● WRITTEN EXERCISE:
Which lines hold the word "elements"? Copy each one.

(Records contained in a dataset)
-- START --
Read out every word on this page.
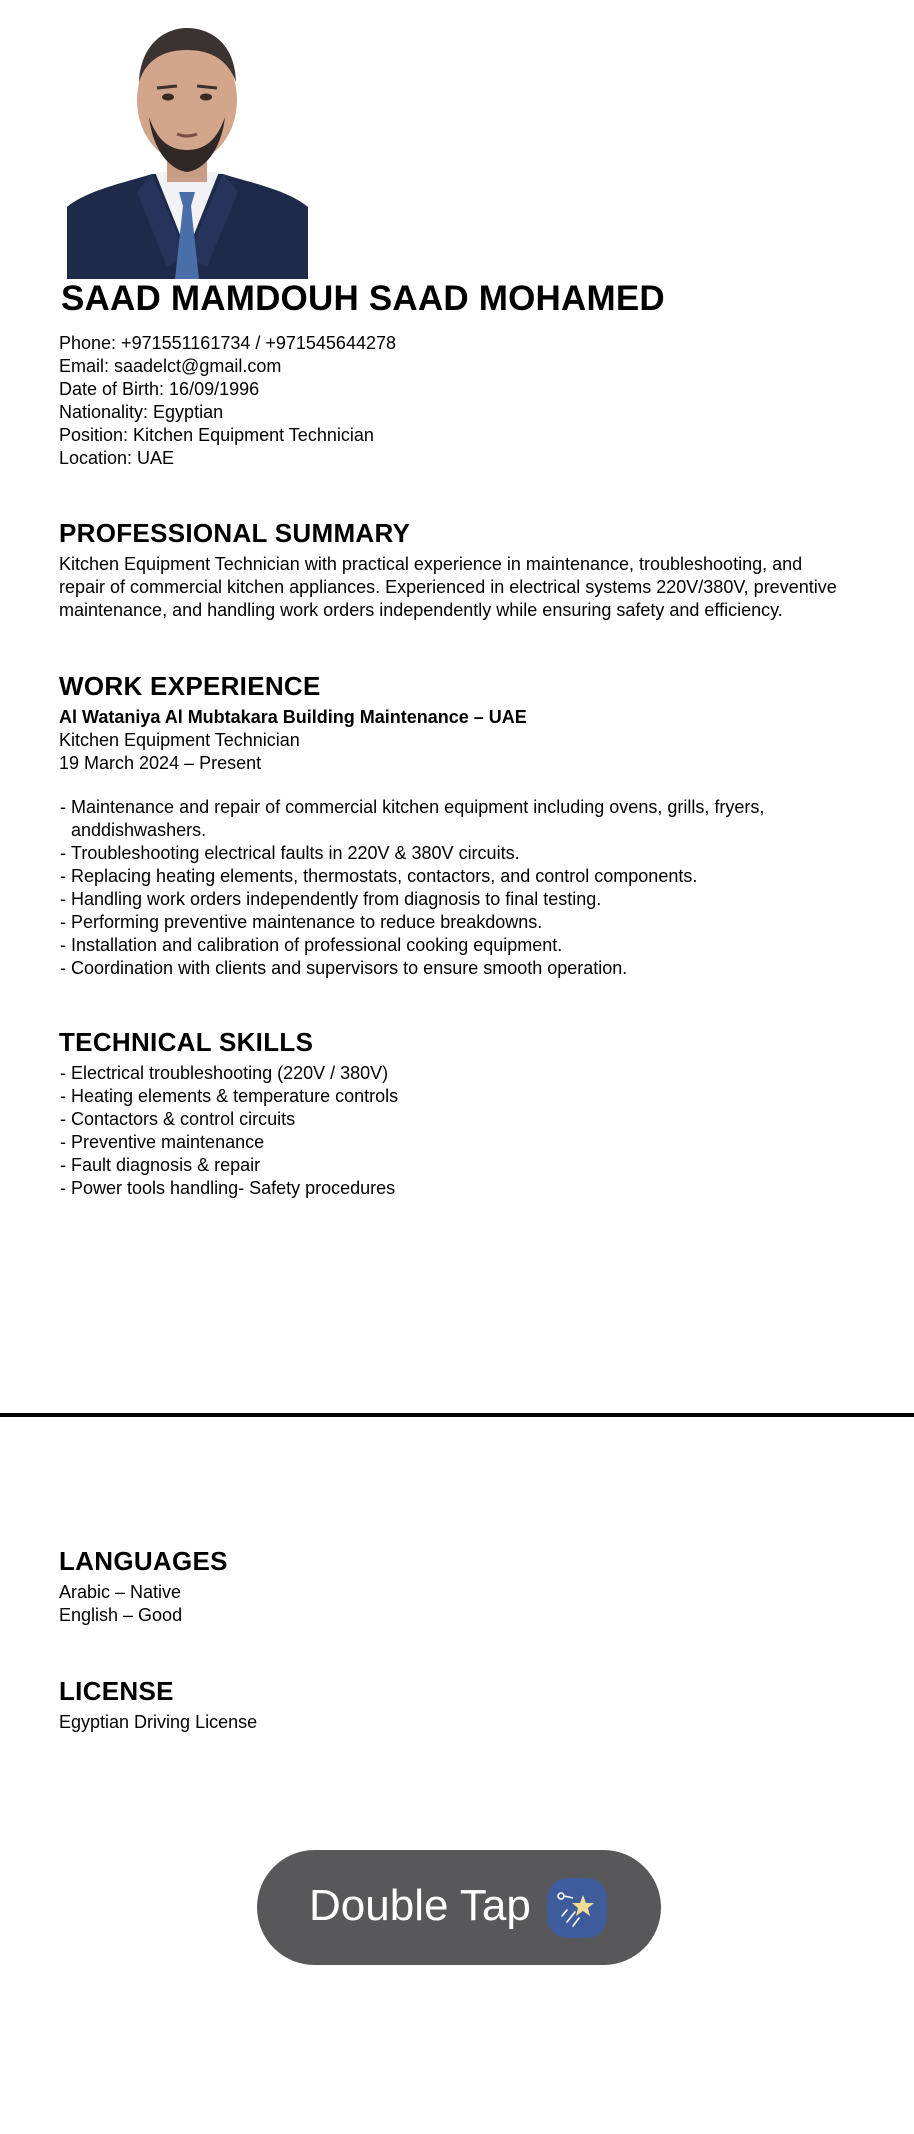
SAAD MAMDOUH SAAD MOHAMED

Phone: +971551161734 / +971545644278

Email: saadelct@gmail.com

Date of Birth: 16/09/1996

Nationality: Egyptian

Position: Kitchen Equipment Technician

Location: UAE

PROFESSIONAL SUMMARY

Kitchen Equipment Technician with practical experience in maintenance, troubleshooting, and

repair of commercial kitchen appliances. Experienced in electrical systems 220V/380V, preventive

maintenance, and handling work orders independently while ensuring safety and efficiency.

WORK EXPERIENCE

Al Wataniya Al Mubtakara Building Maintenance – UAE

Kitchen Equipment Technician

19 March 2024 – Present

- Maintenance and repair of commercial kitchen equipment including ovens, grills, fryers,
anddishwashers.
- Troubleshooting electrical faults in 220V & 380V circuits.
- Replacing heating elements, thermostats, contactors, and control components.
- Handling work orders independently from diagnosis to final testing.
- Performing preventive maintenance to reduce breakdowns.
- Installation and calibration of professional cooking equipment.
- Coordination with clients and supervisors to ensure smooth operation.
TECHNICAL SKILLS
- Electrical troubleshooting (220V / 380V)
- Heating elements & temperature controls
- Contactors & control circuits
- Preventive maintenance
- Fault diagnosis & repair
- Power tools handling- Safety procedures
LANGUAGES

Arabic – Native

English – Good

LICENSE

Egyptian Driving License

Double Tap
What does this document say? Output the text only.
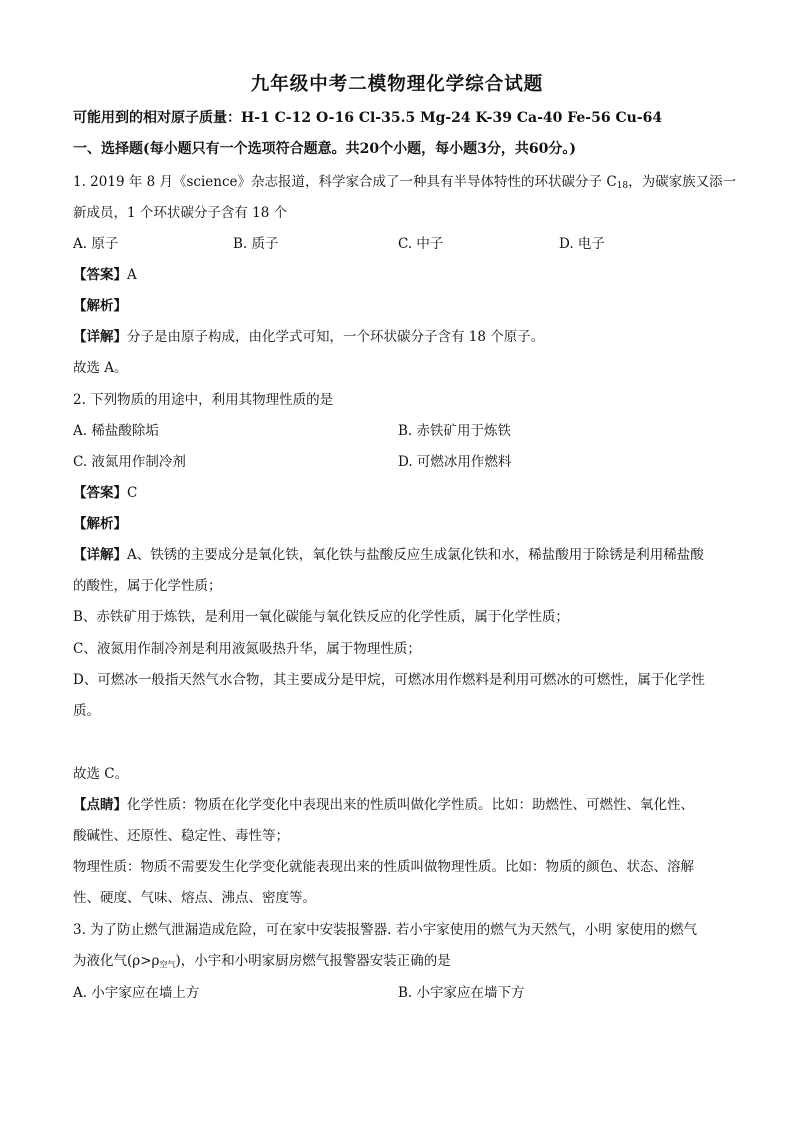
九年级中考二模物理化学综合试题
可能用到的相对原子质量：H-1 C-12 O-16 Cl-35.5 Mg-24 K-39 Ca-40 Fe-56 Cu-64
一、选择题(每小题只有一个选项符合题意。共20个小题，每小题3分，共60分。)
1. 2019 年 8 月《science》杂志报道，科学家合成了一种具有半导体特性的环状碳分子 $C_{18}$，为碳家族又添一
新成员，1 个环状碳分子含有 18 个
A. 原子	B. 质子	C. 中子	D. 电子
【答案】A
【解析】
【详解】分子是由原子构成，由化学式可知，一个环状碳分子含有 18 个原子。
故选 A。
2. 下列物质的用途中，利用其物理性质的是
A. 稀盐酸除垢	B. 赤铁矿用于炼铁
C. 液氮用作制冷剂	D. 可燃冰用作燃料
【答案】C
【解析】
【详解】A、铁锈的主要成分是氧化铁，氧化铁与盐酸反应生成氯化铁和水，稀盐酸用于除锈是利用稀盐酸
的酸性，属于化学性质；
B、赤铁矿用于炼铁，是利用一氧化碳能与氧化铁反应的化学性质，属于化学性质；
C、液氮用作制冷剂是利用液氮吸热升华，属于物理性质；
D、可燃冰一般指天然气水合物，其主要成分是甲烷，可燃冰用作燃料是利用可燃冰的可燃性，属于化学性
质。
故选 C。
【点睛】化学性质：物质在化学变化中表现出来的性质叫做化学性质。比如：助燃性、可燃性、氧化性、
酸碱性、还原性、稳定性、毒性等；
物理性质：物质不需要发生化学变化就能表现出来的性质叫做物理性质。比如：物质的颜色、状态、溶解
性、硬度、气味、熔点、沸点、密度等。
3. 为了防止燃气泄漏造成危险，可在家中安装报警器. 若小宇家使用的燃气为天然气，小明 家使用的燃气
为液化气(ρ>ρ空气)，小宇和小明家厨房燃气报警器安装正确的是
A. 小宇家应在墙上方	B. 小宇家应在墙下方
-- END --
● CORRECT ANSWER:
- Replacing heating elements, thermostats, contactors, and control components.
- Heating elements & temperature controls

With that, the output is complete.